> **TASK OBJECTIVE**
Would you pull out every line of the material that contains the string "JSON"?

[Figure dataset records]
• • • • •
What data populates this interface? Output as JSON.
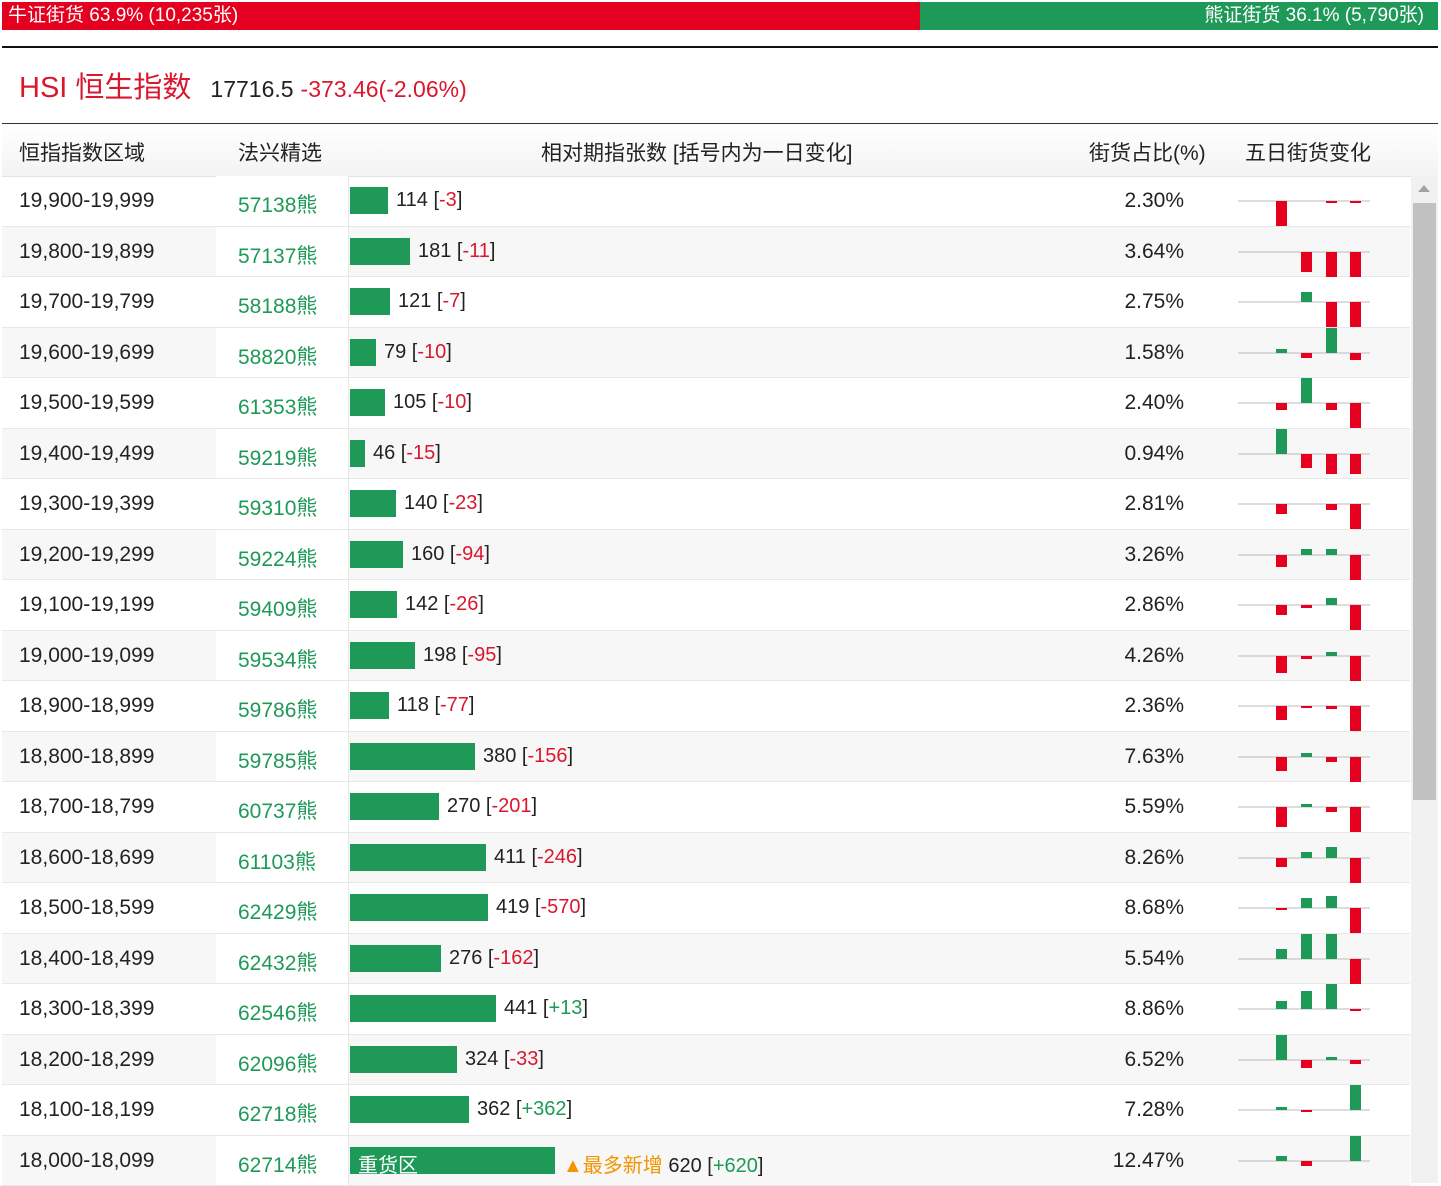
{
  "ratio": {
    "bull_label": "牛证街货 63.9% (10,235张)",
    "bear_label": "熊证街货 36.1% (5,790张)",
    "bull_pct": 63.9,
    "bull_color": "#e60020",
    "bear_color": "#1e9957"
  },
  "index": {
    "name": "HSI 恒生指数",
    "value": "17716.5",
    "change": "-373.46(-2.06%)"
  },
  "table": {
    "headers": {
      "range": "恒指指数区域",
      "pick": "法兴精选",
      "count": "相对期指张数 [括号内为一日变化]",
      "pct": "街货占比(%)",
      "five_day": "五日街货变化"
    },
    "rows": [
      {
        "range": "19,900-19,999",
        "pick": "57138熊",
        "count": "114",
        "change": "-3",
        "pct": "2.30%",
        "bar": 114,
        "spark": [
          0,
          -25,
          0,
          -2,
          -2
        ]
      },
      {
        "range": "19,800-19,899",
        "pick": "57137熊",
        "count": "181",
        "change": "-11",
        "pct": "3.64%",
        "bar": 181,
        "spark": [
          0,
          0,
          -20,
          -25,
          -25
        ]
      },
      {
        "range": "19,700-19,799",
        "pick": "58188熊",
        "count": "121",
        "change": "-7",
        "pct": "2.75%",
        "bar": 121,
        "spark": [
          0,
          0,
          10,
          -25,
          -25
        ]
      },
      {
        "range": "19,600-19,699",
        "pick": "58820熊",
        "count": "79",
        "change": "-10",
        "pct": "1.58%",
        "bar": 79,
        "spark": [
          0,
          4,
          -5,
          25,
          -7
        ]
      },
      {
        "range": "19,500-19,599",
        "pick": "61353熊",
        "count": "105",
        "change": "-10",
        "pct": "2.40%",
        "bar": 105,
        "spark": [
          0,
          -7,
          25,
          -7,
          -25
        ]
      },
      {
        "range": "19,400-19,499",
        "pick": "59219熊",
        "count": "46",
        "change": "-15",
        "pct": "0.94%",
        "bar": 46,
        "spark": [
          0,
          25,
          -14,
          -20,
          -20
        ]
      },
      {
        "range": "19,300-19,399",
        "pick": "59310熊",
        "count": "140",
        "change": "-23",
        "pct": "2.81%",
        "bar": 140,
        "spark": [
          0,
          -10,
          0,
          -6,
          -25
        ]
      },
      {
        "range": "19,200-19,299",
        "pick": "59224熊",
        "count": "160",
        "change": "-94",
        "pct": "3.26%",
        "bar": 160,
        "spark": [
          0,
          -12,
          6,
          6,
          -25
        ]
      },
      {
        "range": "19,100-19,199",
        "pick": "59409熊",
        "count": "142",
        "change": "-26",
        "pct": "2.86%",
        "bar": 142,
        "spark": [
          0,
          -10,
          -3,
          7,
          -25
        ]
      },
      {
        "range": "19,000-19,099",
        "pick": "59534熊",
        "count": "198",
        "change": "-95",
        "pct": "4.26%",
        "bar": 198,
        "spark": [
          0,
          -17,
          -3,
          4,
          -25
        ]
      },
      {
        "range": "18,900-18,999",
        "pick": "59786熊",
        "count": "118",
        "change": "-77",
        "pct": "2.36%",
        "bar": 118,
        "spark": [
          0,
          -14,
          -2,
          -3,
          -25
        ]
      },
      {
        "range": "18,800-18,899",
        "pick": "59785熊",
        "count": "380",
        "change": "-156",
        "pct": "7.63%",
        "bar": 380,
        "spark": [
          0,
          -14,
          4,
          -5,
          -25
        ]
      },
      {
        "range": "18,700-18,799",
        "pick": "60737熊",
        "count": "270",
        "change": "-201",
        "pct": "5.59%",
        "bar": 270,
        "spark": [
          0,
          -20,
          3,
          -5,
          -25
        ]
      },
      {
        "range": "18,600-18,699",
        "pick": "61103熊",
        "count": "411",
        "change": "-246",
        "pct": "8.26%",
        "bar": 411,
        "spark": [
          0,
          -9,
          6,
          11,
          -25
        ]
      },
      {
        "range": "18,500-18,599",
        "pick": "62429熊",
        "count": "419",
        "change": "-570",
        "pct": "8.68%",
        "bar": 419,
        "spark": [
          0,
          -2,
          10,
          12,
          -25
        ]
      },
      {
        "range": "18,400-18,499",
        "pick": "62432熊",
        "count": "276",
        "change": "-162",
        "pct": "5.54%",
        "bar": 276,
        "spark": [
          0,
          10,
          25,
          25,
          -25
        ]
      },
      {
        "range": "18,300-18,399",
        "pick": "62546熊",
        "count": "441",
        "change": "+13",
        "pct": "8.86%",
        "bar": 441,
        "spark": [
          0,
          8,
          18,
          25,
          -2
        ]
      },
      {
        "range": "18,200-18,299",
        "pick": "62096熊",
        "count": "324",
        "change": "-33",
        "pct": "6.52%",
        "bar": 324,
        "spark": [
          0,
          25,
          -8,
          3,
          -4
        ]
      },
      {
        "range": "18,100-18,199",
        "pick": "62718熊",
        "count": "362",
        "change": "+362",
        "pct": "7.28%",
        "bar": 362,
        "spark": [
          0,
          3,
          -2,
          0,
          25
        ]
      },
      {
        "range": "18,000-18,099",
        "pick": "62714熊",
        "count": "620",
        "change": "+620",
        "pct": "12.47%",
        "bar": 620,
        "bar_label": "重货区",
        "tag": "▲最多新增",
        "spark": [
          0,
          5,
          -5,
          0,
          25
        ]
      }
    ]
  },
  "colors": {
    "up": "#1e9957",
    "down": "#e60020",
    "accent": "#f29500"
  }
}
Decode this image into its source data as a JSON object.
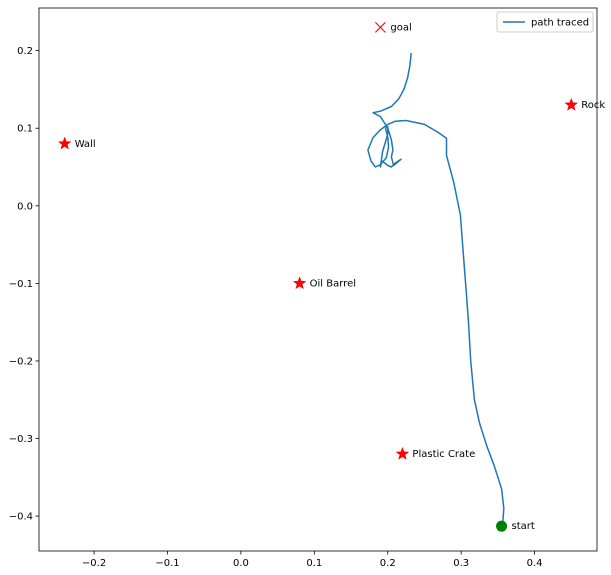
{
  "chart_data": {
    "type": "scatter",
    "xlim": [
      -0.275,
      0.485
    ],
    "ylim": [
      -0.445,
      0.255
    ],
    "x_ticks": [
      -0.2,
      -0.1,
      0.0,
      0.1,
      0.2,
      0.3,
      0.4
    ],
    "x_tick_labels": [
      "−0.2",
      "−0.1",
      "0.0",
      "0.1",
      "0.2",
      "0.3",
      "0.4"
    ],
    "y_ticks": [
      -0.4,
      -0.3,
      -0.2,
      -0.1,
      0.0,
      0.1,
      0.2
    ],
    "y_tick_labels": [
      "−0.4",
      "−0.3",
      "−0.2",
      "−0.1",
      "0.0",
      "0.1",
      "0.2"
    ],
    "grid": false,
    "legend": {
      "position": "top-right",
      "entries": [
        {
          "label": "path traced",
          "color": "#1f77b4"
        }
      ]
    },
    "path": {
      "name": "path traced",
      "color": "#1f77b4",
      "points": [
        [
          0.355,
          -0.413
        ],
        [
          0.357,
          -0.405
        ],
        [
          0.358,
          -0.39
        ],
        [
          0.355,
          -0.365
        ],
        [
          0.345,
          -0.335
        ],
        [
          0.335,
          -0.31
        ],
        [
          0.325,
          -0.28
        ],
        [
          0.318,
          -0.25
        ],
        [
          0.313,
          -0.2
        ],
        [
          0.31,
          -0.15
        ],
        [
          0.306,
          -0.1
        ],
        [
          0.302,
          -0.05
        ],
        [
          0.299,
          -0.012
        ],
        [
          0.29,
          0.03
        ],
        [
          0.28,
          0.065
        ],
        [
          0.28,
          0.087
        ],
        [
          0.268,
          0.095
        ],
        [
          0.25,
          0.105
        ],
        [
          0.225,
          0.11
        ],
        [
          0.21,
          0.109
        ],
        [
          0.2,
          0.105
        ],
        [
          0.19,
          0.098
        ],
        [
          0.18,
          0.088
        ],
        [
          0.173,
          0.072
        ],
        [
          0.177,
          0.058
        ],
        [
          0.183,
          0.05
        ],
        [
          0.19,
          0.053
        ],
        [
          0.198,
          0.062
        ],
        [
          0.201,
          0.075
        ],
        [
          0.2,
          0.088
        ],
        [
          0.197,
          0.1
        ],
        [
          0.2,
          0.102
        ],
        [
          0.2,
          0.093
        ],
        [
          0.198,
          0.086
        ],
        [
          0.193,
          0.07
        ],
        [
          0.19,
          0.05
        ],
        [
          0.192,
          0.058
        ],
        [
          0.2,
          0.052
        ],
        [
          0.205,
          0.05
        ],
        [
          0.21,
          0.055
        ],
        [
          0.218,
          0.06
        ],
        [
          0.208,
          0.052
        ],
        [
          0.205,
          0.063
        ],
        [
          0.207,
          0.072
        ],
        [
          0.205,
          0.085
        ],
        [
          0.2,
          0.1
        ],
        [
          0.19,
          0.115
        ],
        [
          0.18,
          0.12
        ],
        [
          0.19,
          0.122
        ],
        [
          0.205,
          0.128
        ],
        [
          0.215,
          0.138
        ],
        [
          0.222,
          0.15
        ],
        [
          0.227,
          0.165
        ],
        [
          0.23,
          0.18
        ],
        [
          0.232,
          0.197
        ]
      ]
    },
    "objects": [
      {
        "label": "Wall",
        "x": -0.24,
        "y": 0.08,
        "color": "#ff0000",
        "marker": "star"
      },
      {
        "label": "Rock",
        "x": 0.45,
        "y": 0.13,
        "color": "#ff0000",
        "marker": "star"
      },
      {
        "label": "Oil Barrel",
        "x": 0.08,
        "y": -0.1,
        "color": "#ff0000",
        "marker": "star"
      },
      {
        "label": "Plastic Crate",
        "x": 0.22,
        "y": -0.32,
        "color": "#ff0000",
        "marker": "star"
      }
    ],
    "goal": {
      "label": "goal",
      "x": 0.19,
      "y": 0.23,
      "color": "#ff0000",
      "marker": "x"
    },
    "start": {
      "label": "start",
      "x": 0.355,
      "y": -0.413,
      "color": "#008000",
      "marker": "circle"
    }
  }
}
• • • • •
> **WRITTEN SOLUTION**
What data populates this interface? Output as JSON.
Decode this image into its source data as a JSON object.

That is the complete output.